>> Start DOCUMENT SEGMENT
Generally, “a third party beneficiary contract arises when two parties enter into an agreement with the intent to confer a direct benefit on a third party, allowing the third party to sue on the contract despite the lack of privity.” Flaherty v. Weinberg, 303 Md. 116, 125, 492 A.2d 618, 622 (1985).

In Maryland, “a person for whose benefit a contract is made can maintain an action upon it. But before one can do so it must be shown that the contract was intended for his benefit . . . .” Shillman v. Hobstetter, 249 Md. 678, 687, 241 A.2d 570, 575 (1968). “[I]n order for a third party beneficiary to recover for a breach of contract it must clearly appear that the parties intended to recognize him as the primary party in interest[sic] and as privy to the promise.” Id. In seeking to enforce the contract, a third party beneficiary must establish the same elements of breach of contract and will be subject to the same defences as a contracting party Coll. of Notre Dame of Maryland, Inc. v. Morabito Consultants, Inc., 132 Md. App. 158, 179, 752 A.2d 265, 276 (2000) (“Both the promisee and the beneficiary may enforce the contract . . . with the third party beneficiary bound by the contract provisions.”)

Negligence

“Maryland law provides that a contractual relationship, or its equivalent, may establish the necessary “intimate nexus” between the parties in a tort action where only economic loss results.” Chicago Title Ins. Co. v. Allfirst Bank, 394 Md. 270, 290, 905 A.2d 366, 377 (2006). (citing Jacques v. First Nat’l Bank, 307 Md. 527, 534-35, 515 A.2d 756, 759-60 (1986)).

The elements of negligence a plaintiff is to assert in the complaint are following: “(1) that the defendant was under a duty to protect the plaintiff from injury, (2) that the defendant breached that duty, (3) that the plaintiff suffered actual injury or loss, and (4) that the loss or injury proximately resulted from the defendant’s breach of the duty.” Id. at 291. (citing Valentine v. On Target, Inc., 353 Md. 544, 549, 727 A.2d 947, 949 (1999). Thus, in a negligence case, a plaintiff must prove to prevail, “‘a duty owed to him [or her] (or to a class of which he [or she] is a part), a breach of that duty, a legally cognizable causal relationship between the breach of duty and the harm suffered, and damages.’” Schultz v. Bank of Am., N.A., 413 Md. 15, 27, 990 A.2d 1078, 1085 (2010) (quoting Jacques v. First Nat’l Bank, 307 Md. 527, 531, 515 A.2d 756, 758 (1986)).
>> End DOCUMENT SEGMENT
## [GIVEN EXERCISE 1]
For the excerpt on Maryland contract and negligence law, say whether each statement agrees with it, answering yes or no and quoting the deciding words: (a) A third party beneficiary enforcing a contract is subject to the same defenses as a contracting party. (b) Flaherty v. Weinberg was decided in 1968. (c) The third listed element of negligence is that the plaintiff suffered actual injury or loss.
## [GIVEN EXERCISE 2]
Extend the excerpt on Maryland contract and negligence law, picking up right after its final sentence.
>> Start ENTRIES
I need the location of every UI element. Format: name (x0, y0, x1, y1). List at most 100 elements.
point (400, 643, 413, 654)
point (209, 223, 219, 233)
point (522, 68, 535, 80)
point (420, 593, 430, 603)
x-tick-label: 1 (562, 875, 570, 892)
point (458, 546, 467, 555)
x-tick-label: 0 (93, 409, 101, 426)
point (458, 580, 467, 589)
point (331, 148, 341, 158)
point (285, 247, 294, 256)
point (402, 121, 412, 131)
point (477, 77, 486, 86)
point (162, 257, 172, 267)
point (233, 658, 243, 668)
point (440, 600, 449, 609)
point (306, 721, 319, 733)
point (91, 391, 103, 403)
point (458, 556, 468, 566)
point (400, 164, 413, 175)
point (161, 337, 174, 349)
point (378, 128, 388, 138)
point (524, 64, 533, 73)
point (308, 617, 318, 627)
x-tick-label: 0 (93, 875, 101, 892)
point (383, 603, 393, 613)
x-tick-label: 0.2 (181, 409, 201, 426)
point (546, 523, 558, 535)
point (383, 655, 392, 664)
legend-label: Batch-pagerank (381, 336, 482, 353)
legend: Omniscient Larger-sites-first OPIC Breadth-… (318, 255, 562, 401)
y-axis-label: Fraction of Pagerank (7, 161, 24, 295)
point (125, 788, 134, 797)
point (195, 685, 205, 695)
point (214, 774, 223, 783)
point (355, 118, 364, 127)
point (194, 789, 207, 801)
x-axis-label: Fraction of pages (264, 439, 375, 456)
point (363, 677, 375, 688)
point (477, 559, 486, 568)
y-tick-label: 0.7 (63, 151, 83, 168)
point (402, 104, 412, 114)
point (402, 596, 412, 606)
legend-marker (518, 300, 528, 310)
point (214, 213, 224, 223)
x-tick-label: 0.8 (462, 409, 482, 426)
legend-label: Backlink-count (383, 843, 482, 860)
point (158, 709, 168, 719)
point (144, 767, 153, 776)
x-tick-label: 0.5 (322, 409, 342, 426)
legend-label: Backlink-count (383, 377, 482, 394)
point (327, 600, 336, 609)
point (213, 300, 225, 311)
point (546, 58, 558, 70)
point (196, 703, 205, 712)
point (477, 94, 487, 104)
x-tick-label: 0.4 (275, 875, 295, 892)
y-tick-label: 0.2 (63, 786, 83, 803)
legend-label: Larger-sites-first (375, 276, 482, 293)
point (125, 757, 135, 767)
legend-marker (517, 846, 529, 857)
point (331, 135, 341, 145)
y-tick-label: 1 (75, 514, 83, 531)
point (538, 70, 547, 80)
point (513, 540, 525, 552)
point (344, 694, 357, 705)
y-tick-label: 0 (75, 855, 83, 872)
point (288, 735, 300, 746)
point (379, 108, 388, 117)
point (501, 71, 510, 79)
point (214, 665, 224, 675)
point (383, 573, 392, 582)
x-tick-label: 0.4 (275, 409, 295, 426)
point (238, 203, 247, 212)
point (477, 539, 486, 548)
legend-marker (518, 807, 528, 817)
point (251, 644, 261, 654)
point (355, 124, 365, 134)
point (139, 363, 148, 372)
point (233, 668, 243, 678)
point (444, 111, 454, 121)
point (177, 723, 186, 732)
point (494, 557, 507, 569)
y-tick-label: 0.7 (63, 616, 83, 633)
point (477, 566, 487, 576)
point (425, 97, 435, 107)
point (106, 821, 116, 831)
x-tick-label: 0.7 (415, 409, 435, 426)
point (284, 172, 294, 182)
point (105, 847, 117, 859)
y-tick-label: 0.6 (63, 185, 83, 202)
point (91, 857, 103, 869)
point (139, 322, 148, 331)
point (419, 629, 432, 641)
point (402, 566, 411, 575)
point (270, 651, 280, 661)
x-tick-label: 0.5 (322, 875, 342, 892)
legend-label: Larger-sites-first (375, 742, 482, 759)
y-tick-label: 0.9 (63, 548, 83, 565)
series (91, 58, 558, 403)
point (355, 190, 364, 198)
>> End ENTRIES
## [RIGHT ANSWER 1]
(a) Yes: "will be subject to the same defences as a contracting party"
(b) No: "Flaherty v. Weinberg, 303 Md. 116, 125, 492 A.2d 618, 622 (1985)"
(c) Yes: "(3) that the plaintiff suffered actual injury or loss"

## [RIGHT ANSWER 2]
Further, it has been held that the court “must consider two elements when resolving whether a tort duty should be recognized based upon a particular set of facts:”

“the nature of the harm likely to result from a failure to exercise due care, and the relationship that exists between the parties. Where the failure to exercise due care creates a risk of economic loss only, courts have generally required an intimate nexus between the parties as a condition to the imposition of tort liability. This intimate nexus is satisfied by contractual privity or its equivalent. By contrast, where the risk created is one of personal injury, no such direct relationship need be shown, and the principal determinant of duty becomes foreseeability.”

Chicago Title Ins. Co., 394 Md. at 291.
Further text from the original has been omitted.